(Records from a data source)
+++

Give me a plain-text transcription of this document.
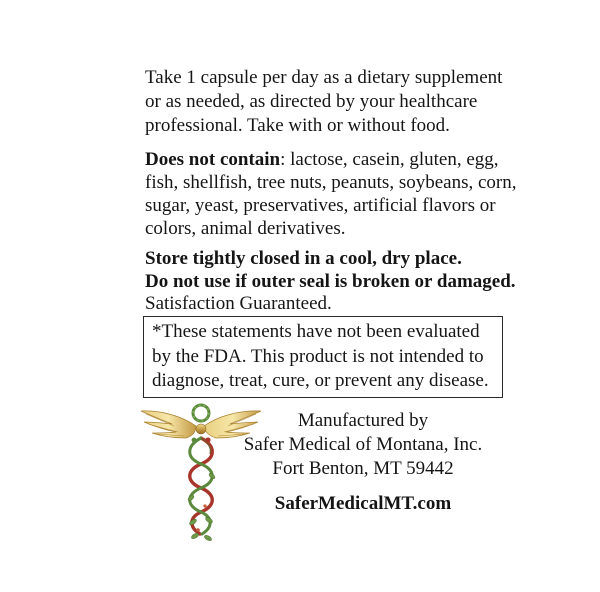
Take 1 capsule per day as a dietary supplement
or as needed, as directed by your healthcare
professional. Take with or without food.
Does not contain: lactose, casein, gluten, egg,
fish, shellfish, tree nuts, peanuts, soybeans, corn,
sugar, yeast, preservatives, artificial flavors or
colors, animal derivatives.
Store tightly closed in a cool, dry place.
Do not use if outer seal is broken or damaged.
Satisfaction Guaranteed.
*These statements have not been evaluated
by the FDA. This product is not intended to
diagnose, treat, cure, or prevent any disease.
Manufactured by
Safer Medical of Montana, Inc.
Fort Benton, MT 59442
SaferMedicalMT.com
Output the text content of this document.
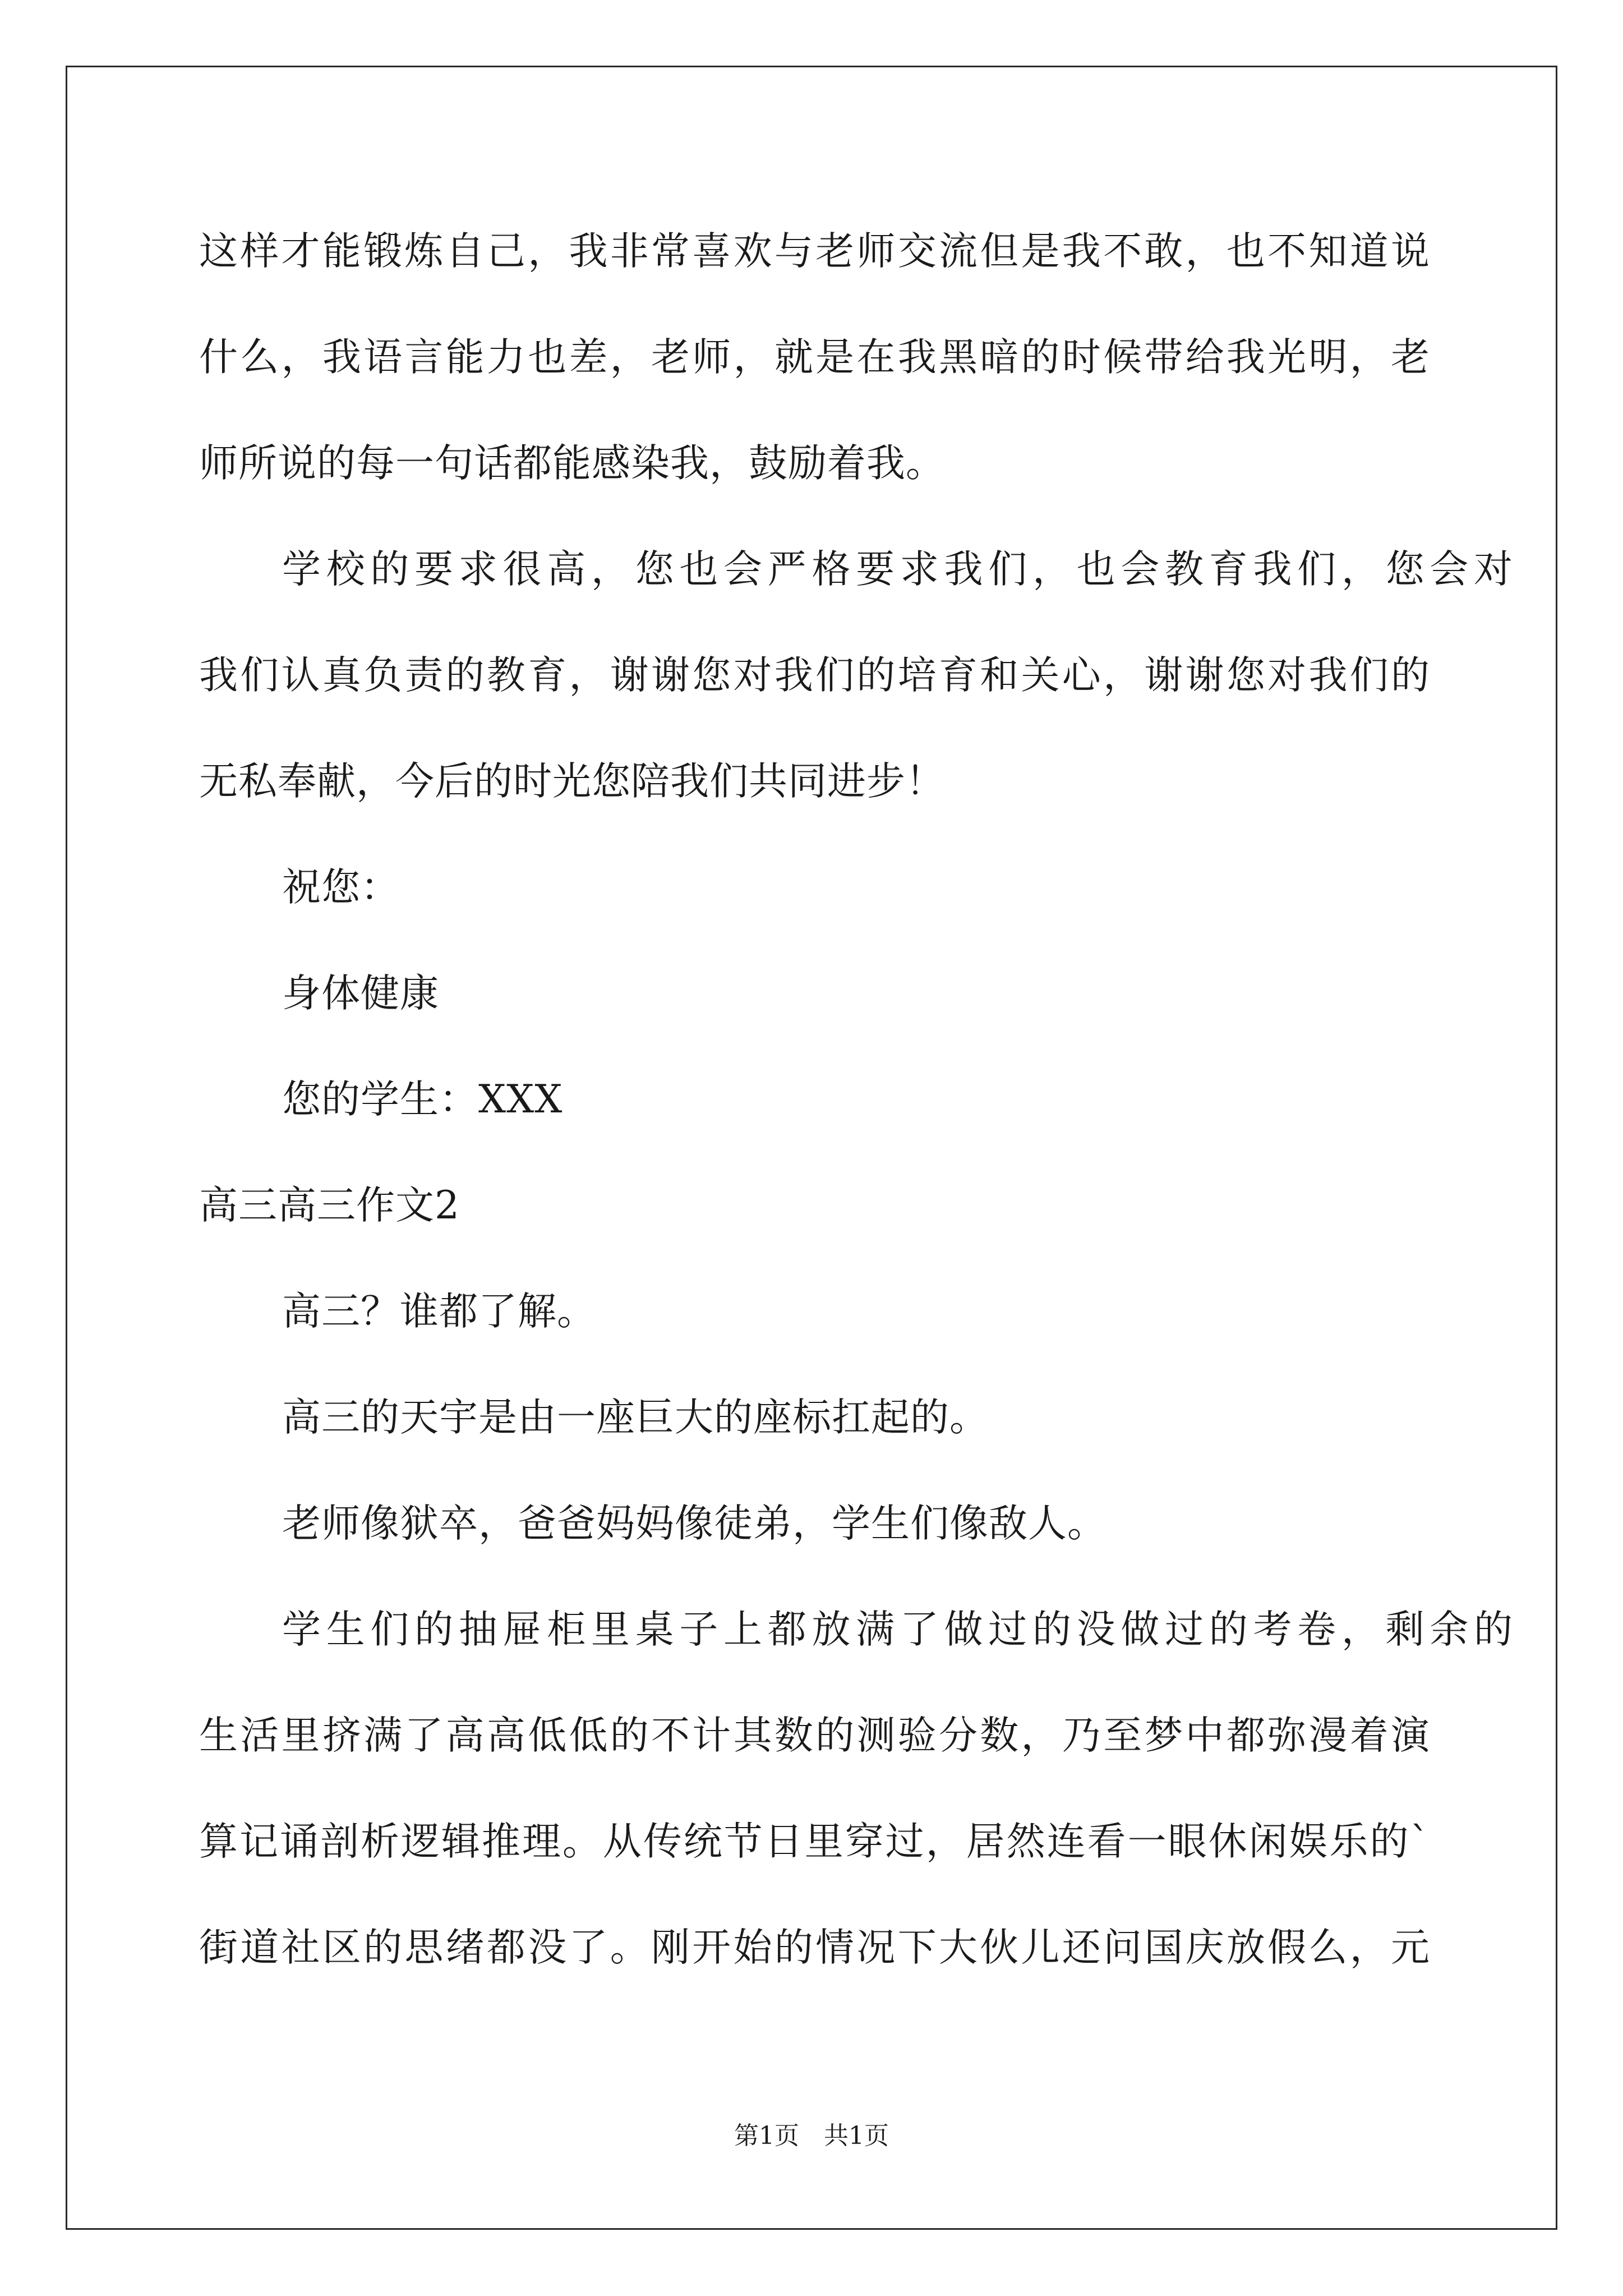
这样才能锻炼自己，我非常喜欢与老师交流但是我不敢，也不知道说
什么，我语言能力也差，老师，就是在我黑暗的时候带给我光明，老
师所说的每一句话都能感染我，鼓励着我。
学校的要求很高，您也会严格要求我们，也会教育我们，您会对
我们认真负责的教育，谢谢您对我们的培育和关心，谢谢您对我们的
无私奉献，今后的时光您陪我们共同进步！
祝您：
身体健康
您的学生：XXX
高三高三作文2
高三？谁都了解。
高三的天宇是由一座巨大的座标扛起的。
老师像狱卒，爸爸妈妈像徒弟，学生们像敌人。
学生们的抽屉柜里桌子上都放满了做过的没做过的考卷，剩余的
生活里挤满了高高低低的不计其数的测验分数，乃至梦中都弥漫着演
算记诵剖析逻辑推理。从传统节日里穿过，居然连看一眼休闲娱乐的`
街道社区的思绪都没了。刚开始的情况下大伙儿还问国庆放假么，元
第1页 共1页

+++

Identify the lines in the entries that hold "document" and return each one.

Give me a plain-text transcription of this document.
Output the text content of this document.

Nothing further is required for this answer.